*Extracted information*
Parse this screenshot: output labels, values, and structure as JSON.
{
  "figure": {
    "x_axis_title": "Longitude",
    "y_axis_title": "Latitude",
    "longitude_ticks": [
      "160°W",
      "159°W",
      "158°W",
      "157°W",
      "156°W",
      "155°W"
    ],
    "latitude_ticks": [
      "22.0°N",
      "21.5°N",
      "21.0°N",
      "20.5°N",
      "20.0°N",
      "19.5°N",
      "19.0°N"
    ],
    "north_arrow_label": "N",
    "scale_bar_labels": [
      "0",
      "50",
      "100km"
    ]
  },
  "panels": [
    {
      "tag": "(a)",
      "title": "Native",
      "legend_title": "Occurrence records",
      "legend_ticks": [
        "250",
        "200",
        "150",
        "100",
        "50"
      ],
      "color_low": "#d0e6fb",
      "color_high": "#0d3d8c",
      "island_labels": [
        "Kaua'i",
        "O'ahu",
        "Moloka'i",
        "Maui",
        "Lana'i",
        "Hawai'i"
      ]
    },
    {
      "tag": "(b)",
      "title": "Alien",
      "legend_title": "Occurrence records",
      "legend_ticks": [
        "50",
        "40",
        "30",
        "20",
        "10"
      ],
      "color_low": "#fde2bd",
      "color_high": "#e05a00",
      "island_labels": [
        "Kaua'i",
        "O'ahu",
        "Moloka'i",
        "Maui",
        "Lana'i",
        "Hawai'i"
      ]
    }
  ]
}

*Given request*
Reproduce the data in its entirety, matching each character.

*Task output*
Parse this screenshot: output labels, values, and structure as JSON.
{
  "figure": {
    "x_axis_title": "Longitude",
    "y_axis_title": "Latitude",
    "longitude_ticks": [
      "160°W",
      "159°W",
      "158°W",
      "157°W",
      "156°W",
      "155°W"
    ],
    "latitude_ticks": [
      "22.0°N",
      "21.5°N",
      "21.0°N",
      "20.5°N",
      "20.0°N",
      "19.5°N",
      "19.0°N"
    ],
    "north_arrow_label": "N",
    "scale_bar_labels": [
      "0",
      "50",
      "100km"
    ]
  },
  "panels": [
    {
      "tag": "(a)",
      "title": "Native",
      "legend_title": "Occurrence records",
      "legend_ticks": [
        "250",
        "200",
        "150",
        "100",
        "50"
      ],
      "color_low": "#d0e6fb",
      "color_high": "#0d3d8c",
      "island_labels": [
        "Kaua'i",
        "O'ahu",
        "Moloka'i",
        "Maui",
        "Lana'i",
        "Hawai'i"
      ]
    },
    {
      "tag": "(b)",
      "title": "Alien",
      "legend_title": "Occurrence records",
      "legend_ticks": [
        "50",
        "40",
        "30",
        "20",
        "10"
      ],
      "color_low": "#fde2bd",
      "color_high": "#e05a00",
      "island_labels": [
        "Kaua'i",
        "O'ahu",
        "Moloka'i",
        "Maui",
        "Lana'i",
        "Hawai'i"
      ]
    }
  ]
}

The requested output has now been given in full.